THE EXERCISE - Output all the material that follows, exactly as given.

___ SUPPLIED INFORMATION

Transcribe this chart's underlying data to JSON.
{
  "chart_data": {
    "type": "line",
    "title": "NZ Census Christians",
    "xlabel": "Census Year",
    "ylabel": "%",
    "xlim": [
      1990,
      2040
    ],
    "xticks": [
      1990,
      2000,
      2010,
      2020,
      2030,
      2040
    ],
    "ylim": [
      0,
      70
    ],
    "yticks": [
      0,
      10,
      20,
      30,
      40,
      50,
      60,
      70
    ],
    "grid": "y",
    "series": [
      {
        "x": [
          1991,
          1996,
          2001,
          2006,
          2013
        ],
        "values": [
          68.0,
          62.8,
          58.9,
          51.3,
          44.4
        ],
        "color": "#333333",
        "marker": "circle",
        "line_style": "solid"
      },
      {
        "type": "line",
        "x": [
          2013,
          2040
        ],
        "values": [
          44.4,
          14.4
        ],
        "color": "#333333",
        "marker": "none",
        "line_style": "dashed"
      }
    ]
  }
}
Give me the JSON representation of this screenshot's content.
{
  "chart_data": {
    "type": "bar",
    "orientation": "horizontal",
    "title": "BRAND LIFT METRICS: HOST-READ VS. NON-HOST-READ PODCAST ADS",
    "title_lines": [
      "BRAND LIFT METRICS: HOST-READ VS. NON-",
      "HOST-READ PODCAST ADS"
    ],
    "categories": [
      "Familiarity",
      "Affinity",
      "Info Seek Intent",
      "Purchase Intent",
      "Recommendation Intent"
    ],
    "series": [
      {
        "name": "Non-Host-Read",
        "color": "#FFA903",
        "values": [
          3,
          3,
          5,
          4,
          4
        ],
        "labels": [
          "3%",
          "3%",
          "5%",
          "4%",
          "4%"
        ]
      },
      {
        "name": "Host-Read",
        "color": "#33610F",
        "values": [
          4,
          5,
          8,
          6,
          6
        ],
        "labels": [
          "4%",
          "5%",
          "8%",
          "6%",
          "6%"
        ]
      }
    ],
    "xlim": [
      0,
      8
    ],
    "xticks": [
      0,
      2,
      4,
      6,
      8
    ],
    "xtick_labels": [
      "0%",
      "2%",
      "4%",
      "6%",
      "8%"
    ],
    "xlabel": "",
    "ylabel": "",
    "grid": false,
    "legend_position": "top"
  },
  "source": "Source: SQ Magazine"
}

______

SOLUTION FOR THIS EXERCISE -
Transcribe this chart's underlying data to JSON.
{
  "chart_data": {
    "type": "line",
    "title": "NZ Census Christians",
    "xlabel": "Census Year",
    "ylabel": "%",
    "xlim": [
      1990,
      2040
    ],
    "xticks": [
      1990,
      2000,
      2010,
      2020,
      2030,
      2040
    ],
    "ylim": [
      0,
      70
    ],
    "yticks": [
      0,
      10,
      20,
      30,
      40,
      50,
      60,
      70
    ],
    "grid": "y",
    "series": [
      {
        "x": [
          1991,
          1996,
          2001,
          2006,
          2013
        ],
        "values": [
          68.0,
          62.8,
          58.9,
          51.3,
          44.4
        ],
        "color": "#333333",
        "marker": "circle",
        "line_style": "solid"
      },
      {
        "type": "line",
        "x": [
          2013,
          2040
        ],
        "values": [
          44.4,
          14.4
        ],
        "color": "#333333",
        "marker": "none",
        "line_style": "dashed"
      }
    ]
  }
}
Give me the JSON representation of this screenshot's content.
{
  "chart_data": {
    "type": "bar",
    "orientation": "horizontal",
    "title": "BRAND LIFT METRICS: HOST-READ VS. NON-HOST-READ PODCAST ADS",
    "title_lines": [
      "BRAND LIFT METRICS: HOST-READ VS. NON-",
      "HOST-READ PODCAST ADS"
    ],
    "categories": [
      "Familiarity",
      "Affinity",
      "Info Seek Intent",
      "Purchase Intent",
      "Recommendation Intent"
    ],
    "series": [
      {
        "name": "Non-Host-Read",
        "color": "#FFA903",
        "values": [
          3,
          3,
          5,
          4,
          4
        ],
        "labels": [
          "3%",
          "3%",
          "5%",
          "4%",
          "4%"
        ]
      },
      {
        "name": "Host-Read",
        "color": "#33610F",
        "values": [
          4,
          5,
          8,
          6,
          6
        ],
        "labels": [
          "4%",
          "5%",
          "8%",
          "6%",
          "6%"
        ]
      }
    ],
    "xlim": [
      0,
      8
    ],
    "xticks": [
      0,
      2,
      4,
      6,
      8
    ],
    "xtick_labels": [
      "0%",
      "2%",
      "4%",
      "6%",
      "8%"
    ],
    "xlabel": "",
    "ylabel": "",
    "grid": false,
    "legend_position": "top"
  },
  "source": "Source: SQ Magazine"
}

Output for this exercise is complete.